DATA EXTRACT:
_ _ _ _ _

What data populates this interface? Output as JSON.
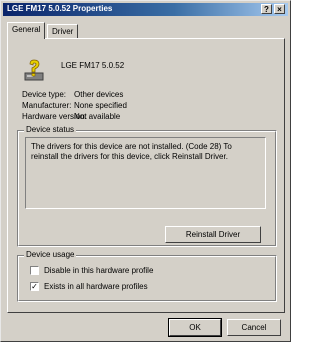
{
  "window": {
    "title": "LGE FM17 5.0.52  Properties",
    "help_label": "?",
    "close_label": "×"
  },
  "tabs": [
    {
      "label": "General"
    },
    {
      "label": "Driver"
    }
  ],
  "device": {
    "name": "LGE FM17 5.0.52",
    "icon": "unknown-device-icon",
    "properties": [
      {
        "label": "Device type:",
        "value": "Other devices"
      },
      {
        "label": "Manufacturer:",
        "value": "None specified"
      },
      {
        "label": "Hardware version:",
        "value": "Not available"
      }
    ]
  },
  "status": {
    "title": "Device status",
    "text": "The drivers for this device are not installed. (Code 28) To reinstall the drivers for this device, click Reinstall Driver.",
    "reinstall_label": "Reinstall Driver"
  },
  "usage": {
    "title": "Device usage",
    "options": [
      {
        "label": "Disable in this hardware profile",
        "checked": false
      },
      {
        "label": "Exists in all hardware profiles",
        "checked": true
      }
    ]
  },
  "footer": {
    "ok_label": "OK",
    "cancel_label": "Cancel"
  }
}
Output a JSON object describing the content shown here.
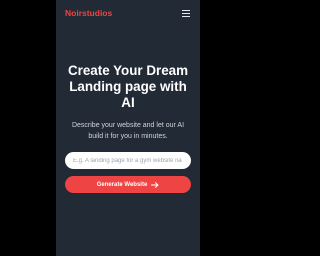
{
  "navbar": {
    "brand": "Noirstudios",
    "menu_icon": "hamburger-menu-icon"
  },
  "hero": {
    "title": "Create Your Dream Landing page with AI",
    "subtitle": "Describe your website and let our AI build it for you in minutes."
  },
  "form": {
    "input_placeholder": "E.g. A landing page for a gym website na",
    "input_value": "",
    "button_label": "Generate Website",
    "button_icon": "arrow-right-icon"
  },
  "colors": {
    "background": "#000000",
    "surface": "#222a35",
    "accent": "#ef4444",
    "title": "#ffffff",
    "subtitle": "#d1d5db",
    "input_background": "#ffffff",
    "placeholder": "#9ca3af"
  }
}
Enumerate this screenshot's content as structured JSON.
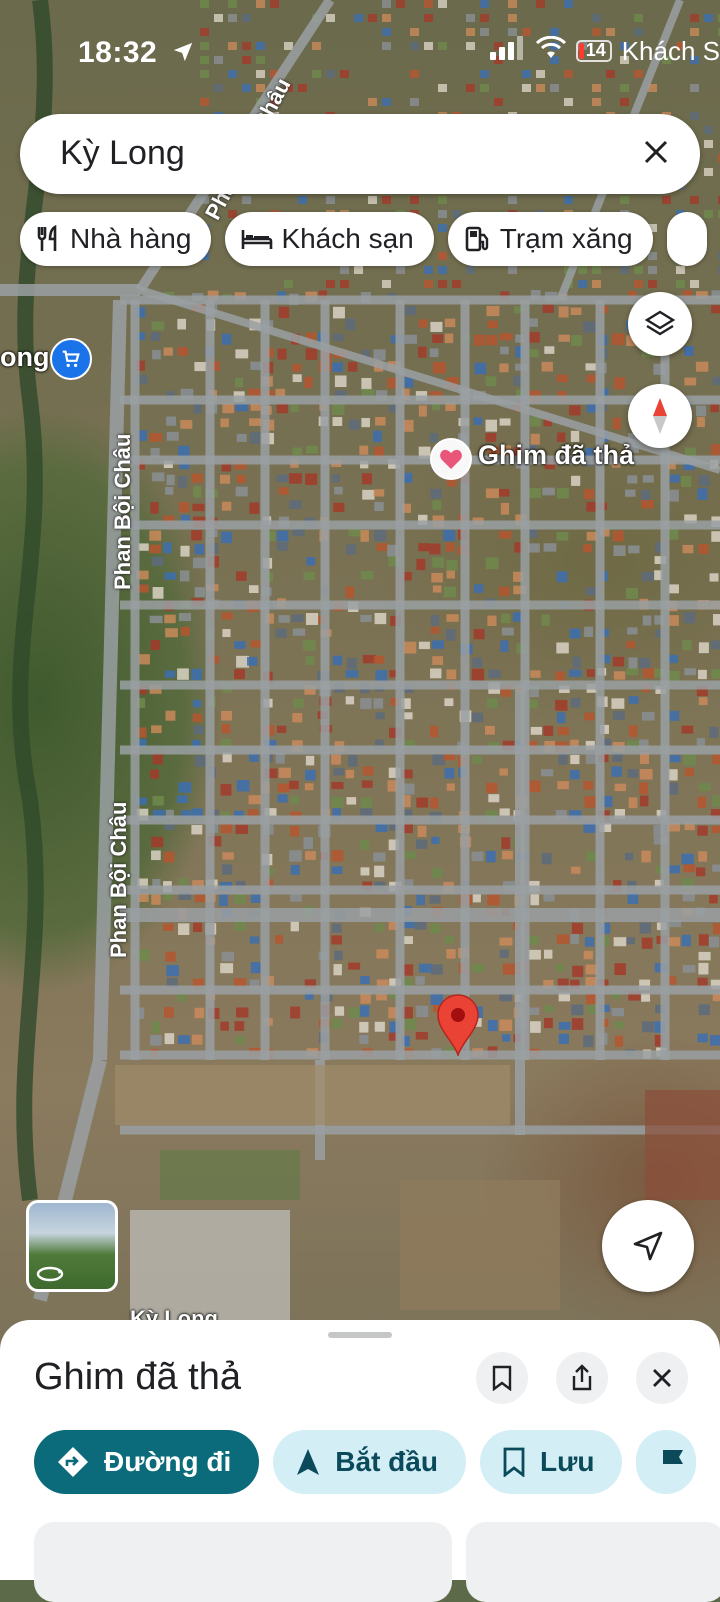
{
  "status_bar": {
    "time": "18:32",
    "back_app": "Khách S",
    "battery_level": "14"
  },
  "search": {
    "value": "Kỳ Long"
  },
  "chips": [
    {
      "label": "Nhà hàng",
      "icon": "restaurant-icon"
    },
    {
      "label": "Khách sạn",
      "icon": "hotel-icon"
    },
    {
      "label": "Trạm xăng",
      "icon": "gas-station-icon"
    }
  ],
  "map": {
    "pin_label": "Ghim đã thả",
    "poi_left_label": "ong",
    "poi_bottom_label": "Kỳ Long",
    "streets": [
      "Phan Bội Châu",
      "Phan Bội Châu",
      "Phan Bội Châu"
    ]
  },
  "sheet": {
    "title": "Ghim đã thả",
    "actions": [
      {
        "label": "Đường đi",
        "icon": "directions-icon"
      },
      {
        "label": "Bắt đầu",
        "icon": "navigation-arrow-icon"
      },
      {
        "label": "Lưu",
        "icon": "bookmark-icon"
      }
    ]
  },
  "colors": {
    "primary": "#0b6b7b",
    "secondary_pill": "#d4eef6",
    "pin_red": "#ea4335"
  }
}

_ _ _ _ _

Reproduce the whole listing above word for word, but not its pictures.

What data populates this interface? Output as JSON.
{
  "window": {
    "title": "LGE FM17 5.0.52  Properties",
    "help_label": "?",
    "close_label": "×"
  },
  "tabs": [
    {
      "label": "General"
    },
    {
      "label": "Driver"
    }
  ],
  "device": {
    "name": "LGE FM17 5.0.52",
    "icon": "unknown-device-icon",
    "properties": [
      {
        "label": "Device type:",
        "value": "Other devices"
      },
      {
        "label": "Manufacturer:",
        "value": "None specified"
      },
      {
        "label": "Hardware version:",
        "value": "Not available"
      }
    ]
  },
  "status": {
    "title": "Device status",
    "text": "The drivers for this device are not installed. (Code 28) To reinstall the drivers for this device, click Reinstall Driver.",
    "reinstall_label": "Reinstall Driver"
  },
  "usage": {
    "title": "Device usage",
    "options": [
      {
        "label": "Disable in this hardware profile",
        "checked": false
      },
      {
        "label": "Exists in all hardware profiles",
        "checked": true
      }
    ]
  },
  "footer": {
    "ok_label": "OK",
    "cancel_label": "Cancel"
  }
}
Output a JSON object describing the content shown here.
{
  "navbar": {
    "brand": "Noirstudios",
    "menu_icon": "hamburger-menu-icon"
  },
  "hero": {
    "title": "Create Your Dream Landing page with AI",
    "subtitle": "Describe your website and let our AI build it for you in minutes."
  },
  "form": {
    "input_placeholder": "E.g. A landing page for a gym website na",
    "input_value": "",
    "button_label": "Generate Website",
    "button_icon": "arrow-right-icon"
  },
  "colors": {
    "background": "#000000",
    "surface": "#222a35",
    "accent": "#ef4444",
    "title": "#ffffff",
    "subtitle": "#d1d5db",
    "input_background": "#ffffff",
    "placeholder": "#9ca3af"
  }
}
Enumerate this screenshot's content as structured JSON.
{
  "status_bar": {
    "time": "18:32",
    "back_app": "Khách S",
    "battery_level": "14"
  },
  "search": {
    "value": "Kỳ Long"
  },
  "chips": [
    {
      "label": "Nhà hàng",
      "icon": "restaurant-icon"
    },
    {
      "label": "Khách sạn",
      "icon": "hotel-icon"
    },
    {
      "label": "Trạm xăng",
      "icon": "gas-station-icon"
    }
  ],
  "map": {
    "pin_label": "Ghim đã thả",
    "poi_left_label": "ong",
    "poi_bottom_label": "Kỳ Long",
    "streets": [
      "Phan Bội Châu",
      "Phan Bội Châu",
      "Phan Bội Châu"
    ]
  },
  "sheet": {
    "title": "Ghim đã thả",
    "actions": [
      {
        "label": "Đường đi",
        "icon": "directions-icon"
      },
      {
        "label": "Bắt đầu",
        "icon": "navigation-arrow-icon"
      },
      {
        "label": "Lưu",
        "icon": "bookmark-icon"
      }
    ]
  },
  "colors": {
    "primary": "#0b6b7b",
    "secondary_pill": "#d4eef6",
    "pin_red": "#ea4335"
  }
}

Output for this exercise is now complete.